• **Exercise brief**
Transcribe all of the data verbatim, please, and leave out its pictures.

Stored records:
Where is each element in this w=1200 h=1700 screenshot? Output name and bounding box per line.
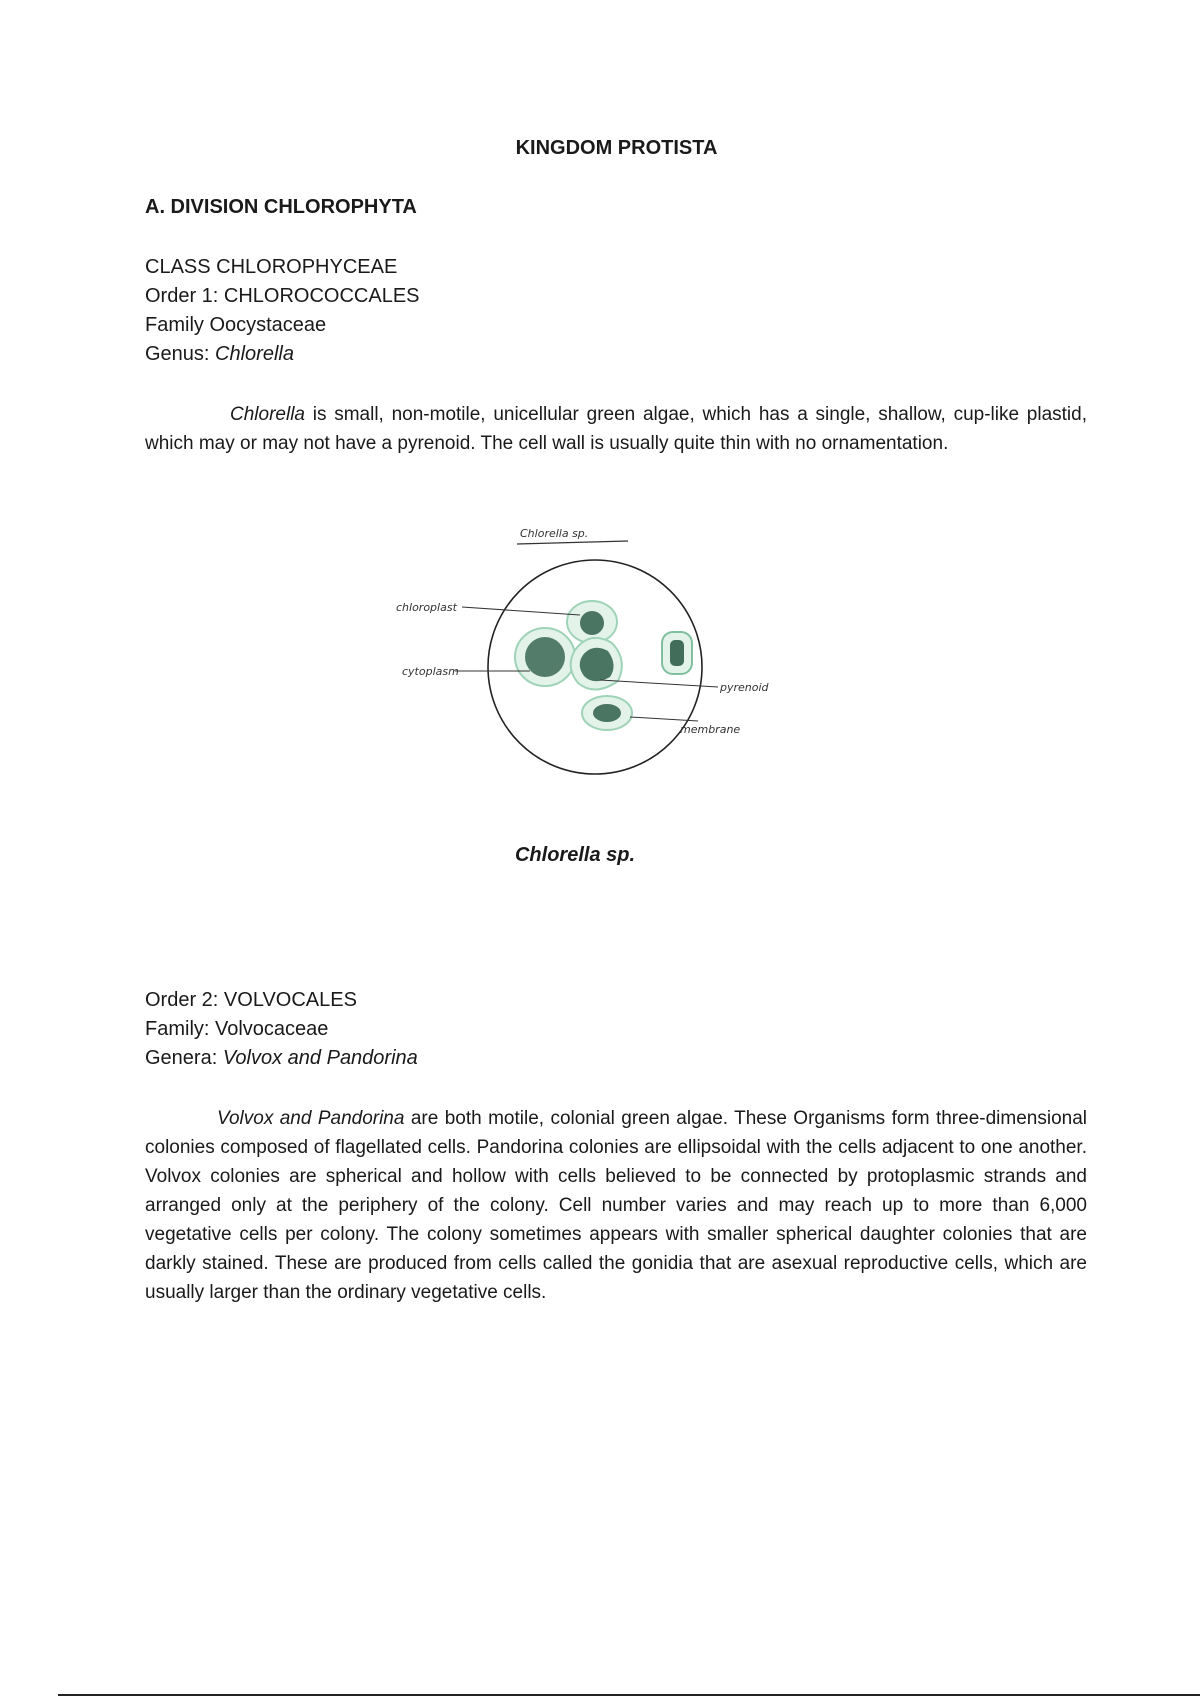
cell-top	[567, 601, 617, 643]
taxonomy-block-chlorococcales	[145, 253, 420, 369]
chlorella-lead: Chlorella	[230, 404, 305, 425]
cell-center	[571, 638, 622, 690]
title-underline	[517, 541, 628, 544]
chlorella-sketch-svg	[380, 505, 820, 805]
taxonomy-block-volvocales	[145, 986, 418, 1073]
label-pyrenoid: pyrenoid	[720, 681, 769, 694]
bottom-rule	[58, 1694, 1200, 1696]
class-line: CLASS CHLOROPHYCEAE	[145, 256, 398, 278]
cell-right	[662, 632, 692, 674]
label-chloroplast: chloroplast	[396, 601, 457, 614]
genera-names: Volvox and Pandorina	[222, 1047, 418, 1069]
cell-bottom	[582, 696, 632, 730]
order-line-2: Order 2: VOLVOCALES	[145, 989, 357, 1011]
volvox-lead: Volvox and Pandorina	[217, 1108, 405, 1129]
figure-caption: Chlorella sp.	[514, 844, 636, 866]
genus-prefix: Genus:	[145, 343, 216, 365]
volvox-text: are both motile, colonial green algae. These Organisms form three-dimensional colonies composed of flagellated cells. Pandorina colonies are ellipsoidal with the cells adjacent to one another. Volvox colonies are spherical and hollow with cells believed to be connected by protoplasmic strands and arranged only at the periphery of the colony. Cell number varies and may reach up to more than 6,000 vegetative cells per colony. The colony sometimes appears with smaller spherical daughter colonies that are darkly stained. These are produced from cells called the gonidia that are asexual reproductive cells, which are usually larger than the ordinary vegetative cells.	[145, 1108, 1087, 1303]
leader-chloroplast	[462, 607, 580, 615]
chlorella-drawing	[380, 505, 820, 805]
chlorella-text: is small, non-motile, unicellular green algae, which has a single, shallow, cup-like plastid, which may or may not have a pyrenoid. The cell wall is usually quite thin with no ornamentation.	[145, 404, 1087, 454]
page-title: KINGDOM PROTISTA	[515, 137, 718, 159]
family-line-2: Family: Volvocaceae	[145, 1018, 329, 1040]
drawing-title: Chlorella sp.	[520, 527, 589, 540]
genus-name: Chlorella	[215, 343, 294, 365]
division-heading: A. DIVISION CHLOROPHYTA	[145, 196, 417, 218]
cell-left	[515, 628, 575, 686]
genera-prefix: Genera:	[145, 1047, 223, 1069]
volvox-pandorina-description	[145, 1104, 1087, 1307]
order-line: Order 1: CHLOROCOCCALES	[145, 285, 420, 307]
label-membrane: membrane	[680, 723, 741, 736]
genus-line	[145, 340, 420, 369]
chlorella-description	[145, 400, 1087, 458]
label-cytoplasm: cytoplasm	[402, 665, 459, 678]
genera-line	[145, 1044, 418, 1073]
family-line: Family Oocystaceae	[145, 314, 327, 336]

• **Final answer**
Where is each element in this w=1200 h=1700 screenshot? Output name and bounding box per line.
cell-top	[567, 601, 617, 643]
taxonomy-block-chlorococcales	[145, 253, 420, 369]
chlorella-lead: Chlorella	[230, 404, 305, 425]
cell-center	[571, 638, 622, 690]
title-underline	[517, 541, 628, 544]
chlorella-sketch-svg	[380, 505, 820, 805]
taxonomy-block-volvocales	[145, 986, 418, 1073]
label-pyrenoid: pyrenoid	[720, 681, 769, 694]
bottom-rule	[58, 1694, 1200, 1696]
class-line: CLASS CHLOROPHYCEAE	[145, 256, 398, 278]
cell-right	[662, 632, 692, 674]
label-chloroplast: chloroplast	[396, 601, 457, 614]
genera-names: Volvox and Pandorina	[222, 1047, 418, 1069]
cell-bottom	[582, 696, 632, 730]
order-line-2: Order 2: VOLVOCALES	[145, 989, 357, 1011]
volvox-lead: Volvox and Pandorina	[217, 1108, 405, 1129]
figure-caption: Chlorella sp.	[514, 844, 636, 866]
genus-prefix: Genus:	[145, 343, 216, 365]
volvox-text: are both motile, colonial green algae. These Organisms form three-dimensional colonies composed of flagellated cells. Pandorina colonies are ellipsoidal with the cells adjacent to one another. Volvox colonies are spherical and hollow with cells believed to be connected by protoplasmic strands and arranged only at the periphery of the colony. Cell number varies and may reach up to more than 6,000 vegetative cells per colony. The colony sometimes appears with smaller spherical daughter colonies that are darkly stained. These are produced from cells called the gonidia that are asexual reproductive cells, which are usually larger than the ordinary vegetative cells.	[145, 1108, 1087, 1303]
leader-chloroplast	[462, 607, 580, 615]
chlorella-drawing	[380, 505, 820, 805]
chlorella-text: is small, non-motile, unicellular green algae, which has a single, shallow, cup-like plastid, which may or may not have a pyrenoid. The cell wall is usually quite thin with no ornamentation.	[145, 404, 1087, 454]
page-title: KINGDOM PROTISTA	[515, 137, 718, 159]
family-line-2: Family: Volvocaceae	[145, 1018, 329, 1040]
drawing-title: Chlorella sp.	[520, 527, 589, 540]
genus-name: Chlorella	[215, 343, 294, 365]
division-heading: A. DIVISION CHLOROPHYTA	[145, 196, 417, 218]
cell-left	[515, 628, 575, 686]
genera-prefix: Genera:	[145, 1047, 223, 1069]
volvox-pandorina-description	[145, 1104, 1087, 1307]
order-line: Order 1: CHLOROCOCCALES	[145, 285, 420, 307]
label-membrane: membrane	[680, 723, 741, 736]
genus-line	[145, 340, 420, 369]
chlorella-description	[145, 400, 1087, 458]
label-cytoplasm: cytoplasm	[402, 665, 459, 678]
genera-line	[145, 1044, 418, 1073]
family-line: Family Oocystaceae	[145, 314, 327, 336]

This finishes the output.